**Task prompt**
Look through the records and report how many lines include the word "label", with no other words.

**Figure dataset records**
* * *
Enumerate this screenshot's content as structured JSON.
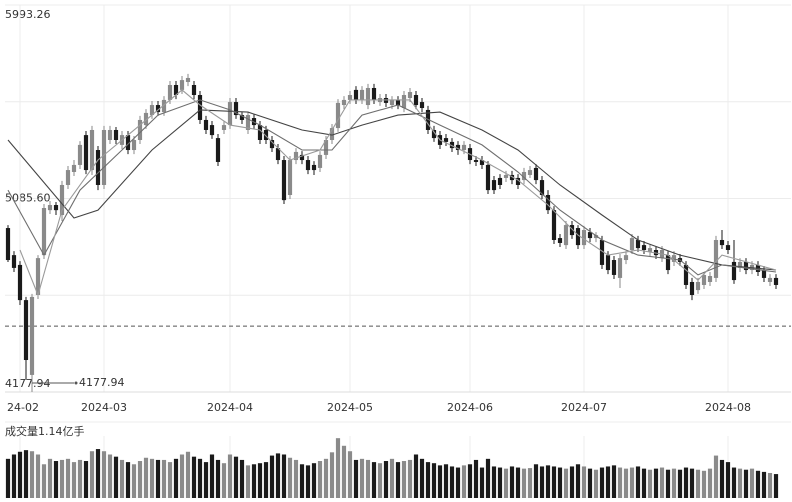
{
  "chart_data": {
    "type": "candlestick",
    "ylim": [
      4177.94,
      5993.26
    ],
    "yticks": [
      5993.26,
      {
        "value": 5085.6,
        "label": "5085.60"
      },
      4177.94
    ],
    "ygrid": [
      5539.43,
      4631.77
    ],
    "xlim": [
      -0.5,
      130.5
    ],
    "xticks": [
      {
        "value": 2,
        "label": "24-02"
      },
      {
        "value": 16,
        "label": "2024-03"
      },
      {
        "value": 37,
        "label": "2024-04"
      },
      {
        "value": 57,
        "label": "2024-05"
      },
      {
        "value": 77,
        "label": "2024-06"
      },
      {
        "value": 96,
        "label": "2024-07"
      },
      {
        "value": 120,
        "label": "2024-08"
      }
    ],
    "up_color": "#8a8a8a",
    "down_color": "#1a1a1a",
    "reference_line": 4487,
    "min_annotation": {
      "index": 4,
      "value": 4177.94
    },
    "candles": [
      [
        4947,
        4961,
        4788,
        4797
      ],
      [
        4820,
        4839,
        4741,
        4760
      ],
      [
        4774,
        4792,
        4586,
        4609
      ],
      [
        4609,
        4624,
        4234,
        4328
      ],
      [
        4258,
        4638,
        4177.94,
        4624
      ],
      [
        4633,
        4820,
        4614,
        4806
      ],
      [
        4820,
        5060,
        4802,
        5041
      ],
      [
        5031,
        5074,
        5013,
        5055
      ],
      [
        5055,
        5069,
        5008,
        5031
      ],
      [
        5008,
        5168,
        4980,
        5149
      ],
      [
        5149,
        5238,
        5130,
        5219
      ],
      [
        5210,
        5266,
        5191,
        5243
      ],
      [
        5243,
        5355,
        5224,
        5337
      ],
      [
        5383,
        5402,
        5200,
        5219
      ],
      [
        5219,
        5426,
        5196,
        5407
      ],
      [
        5313,
        5332,
        5125,
        5149
      ],
      [
        5149,
        5426,
        5130,
        5407
      ],
      [
        5360,
        5426,
        5341,
        5407
      ],
      [
        5407,
        5421,
        5341,
        5360
      ],
      [
        5337,
        5402,
        5318,
        5383
      ],
      [
        5383,
        5402,
        5294,
        5313
      ],
      [
        5313,
        5379,
        5294,
        5360
      ],
      [
        5360,
        5473,
        5341,
        5454
      ],
      [
        5430,
        5505,
        5412,
        5487
      ],
      [
        5477,
        5543,
        5459,
        5524
      ],
      [
        5524,
        5543,
        5473,
        5491
      ],
      [
        5491,
        5566,
        5473,
        5548
      ],
      [
        5548,
        5637,
        5529,
        5618
      ],
      [
        5618,
        5637,
        5552,
        5571
      ],
      [
        5595,
        5660,
        5576,
        5641
      ],
      [
        5632,
        5670,
        5613,
        5651
      ],
      [
        5618,
        5637,
        5552,
        5571
      ],
      [
        5571,
        5590,
        5435,
        5454
      ],
      [
        5454,
        5473,
        5388,
        5407
      ],
      [
        5430,
        5449,
        5365,
        5383
      ],
      [
        5369,
        5388,
        5238,
        5257
      ],
      [
        5407,
        5449,
        5388,
        5430
      ],
      [
        5430,
        5557,
        5412,
        5538
      ],
      [
        5538,
        5557,
        5459,
        5477
      ],
      [
        5477,
        5491,
        5435,
        5454
      ],
      [
        5407,
        5491,
        5388,
        5477
      ],
      [
        5463,
        5482,
        5412,
        5430
      ],
      [
        5430,
        5449,
        5341,
        5360
      ],
      [
        5407,
        5426,
        5341,
        5360
      ],
      [
        5360,
        5379,
        5304,
        5322
      ],
      [
        5322,
        5341,
        5247,
        5266
      ],
      [
        5266,
        5285,
        5060,
        5078
      ],
      [
        5102,
        5285,
        5083,
        5266
      ],
      [
        5266,
        5322,
        5247,
        5304
      ],
      [
        5290,
        5308,
        5247,
        5266
      ],
      [
        5266,
        5285,
        5200,
        5219
      ],
      [
        5243,
        5261,
        5196,
        5219
      ],
      [
        5229,
        5308,
        5210,
        5290
      ],
      [
        5290,
        5379,
        5271,
        5360
      ],
      [
        5360,
        5435,
        5341,
        5416
      ],
      [
        5416,
        5552,
        5398,
        5534
      ],
      [
        5524,
        5566,
        5505,
        5548
      ],
      [
        5548,
        5590,
        5529,
        5571
      ],
      [
        5595,
        5613,
        5529,
        5548
      ],
      [
        5548,
        5613,
        5529,
        5595
      ],
      [
        5524,
        5623,
        5505,
        5604
      ],
      [
        5604,
        5623,
        5529,
        5548
      ],
      [
        5538,
        5576,
        5520,
        5557
      ],
      [
        5557,
        5576,
        5515,
        5534
      ],
      [
        5524,
        5566,
        5505,
        5548
      ],
      [
        5548,
        5566,
        5505,
        5524
      ],
      [
        5510,
        5590,
        5491,
        5571
      ],
      [
        5557,
        5604,
        5538,
        5585
      ],
      [
        5571,
        5590,
        5505,
        5524
      ],
      [
        5538,
        5557,
        5491,
        5510
      ],
      [
        5501,
        5520,
        5388,
        5407
      ],
      [
        5407,
        5426,
        5351,
        5369
      ],
      [
        5383,
        5402,
        5318,
        5337
      ],
      [
        5369,
        5388,
        5332,
        5351
      ],
      [
        5351,
        5369,
        5304,
        5322
      ],
      [
        5337,
        5355,
        5290,
        5313
      ],
      [
        5313,
        5355,
        5294,
        5337
      ],
      [
        5322,
        5341,
        5247,
        5266
      ],
      [
        5266,
        5285,
        5238,
        5257
      ],
      [
        5266,
        5285,
        5224,
        5243
      ],
      [
        5243,
        5261,
        5107,
        5125
      ],
      [
        5172,
        5191,
        5107,
        5125
      ],
      [
        5182,
        5200,
        5130,
        5149
      ],
      [
        5182,
        5215,
        5163,
        5196
      ],
      [
        5196,
        5215,
        5153,
        5172
      ],
      [
        5182,
        5200,
        5130,
        5149
      ],
      [
        5172,
        5229,
        5153,
        5210
      ],
      [
        5196,
        5238,
        5182,
        5219
      ],
      [
        5229,
        5247,
        5153,
        5172
      ],
      [
        5172,
        5191,
        5083,
        5102
      ],
      [
        5102,
        5125,
        5013,
        5031
      ],
      [
        5031,
        5050,
        4872,
        4891
      ],
      [
        4900,
        4919,
        4858,
        4877
      ],
      [
        4867,
        4980,
        4849,
        4961
      ],
      [
        4961,
        4980,
        4896,
        4914
      ],
      [
        4947,
        4961,
        4849,
        4867
      ],
      [
        4867,
        4957,
        4849,
        4938
      ],
      [
        4928,
        4947,
        4881,
        4900
      ],
      [
        4900,
        4928,
        4881,
        4914
      ],
      [
        4891,
        4910,
        4755,
        4774
      ],
      [
        4820,
        4839,
        4731,
        4750
      ],
      [
        4797,
        4816,
        4708,
        4727
      ],
      [
        4713,
        4825,
        4666,
        4806
      ],
      [
        4797,
        4839,
        4778,
        4820
      ],
      [
        4844,
        4919,
        4825,
        4900
      ],
      [
        4891,
        4910,
        4835,
        4853
      ],
      [
        4867,
        4886,
        4825,
        4844
      ],
      [
        4835,
        4872,
        4816,
        4853
      ],
      [
        4844,
        4863,
        4802,
        4820
      ],
      [
        4806,
        4863,
        4788,
        4844
      ],
      [
        4820,
        4839,
        4731,
        4750
      ],
      [
        4788,
        4839,
        4769,
        4820
      ],
      [
        4806,
        4825,
        4769,
        4788
      ],
      [
        4774,
        4792,
        4661,
        4680
      ],
      [
        4694,
        4713,
        4609,
        4633
      ],
      [
        4656,
        4713,
        4638,
        4694
      ],
      [
        4680,
        4741,
        4661,
        4727
      ],
      [
        4694,
        4741,
        4675,
        4722
      ],
      [
        4713,
        4910,
        4694,
        4891
      ],
      [
        4891,
        4938,
        4849,
        4867
      ],
      [
        4867,
        4886,
        4825,
        4844
      ],
      [
        4788,
        4891,
        4685,
        4703
      ],
      [
        4760,
        4806,
        4741,
        4788
      ],
      [
        4788,
        4806,
        4731,
        4750
      ],
      [
        4750,
        4792,
        4731,
        4774
      ],
      [
        4774,
        4792,
        4722,
        4741
      ],
      [
        4750,
        4769,
        4694,
        4713
      ],
      [
        4694,
        4731,
        4675,
        4713
      ],
      [
        4713,
        4731,
        4661,
        4680
      ]
    ],
    "moving_averages": [
      {
        "color": "#444444",
        "x": [
          0,
          11,
          15,
          24,
          32,
          40,
          49,
          54,
          59,
          65,
          72,
          79,
          85,
          92,
          99,
          105,
          112,
          119,
          128
        ],
        "values": [
          5360,
          4994,
          5031,
          5313,
          5501,
          5491,
          5407,
          5383,
          5430,
          5477,
          5491,
          5407,
          5313,
          5149,
          5008,
          4891,
          4820,
          4774,
          4750
        ]
      },
      {
        "color": "#6e6e6e",
        "x": [
          0,
          6,
          12,
          19,
          25,
          32,
          37,
          42,
          49,
          54,
          59,
          65,
          72,
          79,
          85,
          92,
          99,
          105,
          112,
          115,
          119,
          128
        ],
        "values": [
          5125,
          4820,
          5125,
          5313,
          5477,
          5548,
          5501,
          5430,
          5313,
          5313,
          5477,
          5524,
          5430,
          5337,
          5210,
          5031,
          4891,
          4820,
          4797,
          4727,
          4774,
          4741
        ]
      },
      {
        "color": "#9a9a9a",
        "x": [
          2,
          5,
          9,
          15,
          22,
          29,
          32,
          37,
          42,
          47,
          52,
          57,
          62,
          67,
          72,
          79,
          85,
          90,
          95,
          100,
          105,
          110,
          115,
          119,
          128
        ],
        "values": [
          4844,
          4633,
          5031,
          5266,
          5430,
          5595,
          5524,
          5430,
          5407,
          5266,
          5313,
          5548,
          5548,
          5548,
          5360,
          5266,
          5172,
          5055,
          4914,
          4820,
          4844,
          4820,
          4703,
          4820,
          4750
        ]
      }
    ],
    "volume": {
      "label": "成交量1.14亿手",
      "ylim": [
        0,
        1.14
      ],
      "values": [
        0.72,
        0.8,
        0.85,
        0.88,
        0.86,
        0.8,
        0.62,
        0.72,
        0.68,
        0.7,
        0.72,
        0.66,
        0.7,
        0.68,
        0.86,
        0.9,
        0.86,
        0.8,
        0.76,
        0.7,
        0.66,
        0.62,
        0.68,
        0.74,
        0.72,
        0.7,
        0.7,
        0.66,
        0.72,
        0.8,
        0.85,
        0.76,
        0.72,
        0.66,
        0.8,
        0.7,
        0.64,
        0.8,
        0.76,
        0.7,
        0.6,
        0.62,
        0.64,
        0.66,
        0.78,
        0.82,
        0.8,
        0.74,
        0.7,
        0.62,
        0.6,
        0.64,
        0.68,
        0.72,
        0.84,
        1.1,
        0.96,
        0.86,
        0.7,
        0.72,
        0.7,
        0.66,
        0.64,
        0.68,
        0.72,
        0.66,
        0.68,
        0.7,
        0.8,
        0.72,
        0.66,
        0.64,
        0.6,
        0.62,
        0.58,
        0.56,
        0.6,
        0.62,
        0.7,
        0.56,
        0.72,
        0.58,
        0.56,
        0.54,
        0.58,
        0.56,
        0.54,
        0.55,
        0.62,
        0.58,
        0.6,
        0.58,
        0.56,
        0.54,
        0.58,
        0.62,
        0.58,
        0.54,
        0.52,
        0.56,
        0.58,
        0.6,
        0.56,
        0.54,
        0.56,
        0.58,
        0.54,
        0.52,
        0.54,
        0.56,
        0.52,
        0.54,
        0.52,
        0.56,
        0.54,
        0.52,
        0.5,
        0.54,
        0.78,
        0.7,
        0.66,
        0.56,
        0.54,
        0.52,
        0.54,
        0.5,
        0.48,
        0.46,
        0.44
      ]
    }
  }
}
* * *
**Response**
9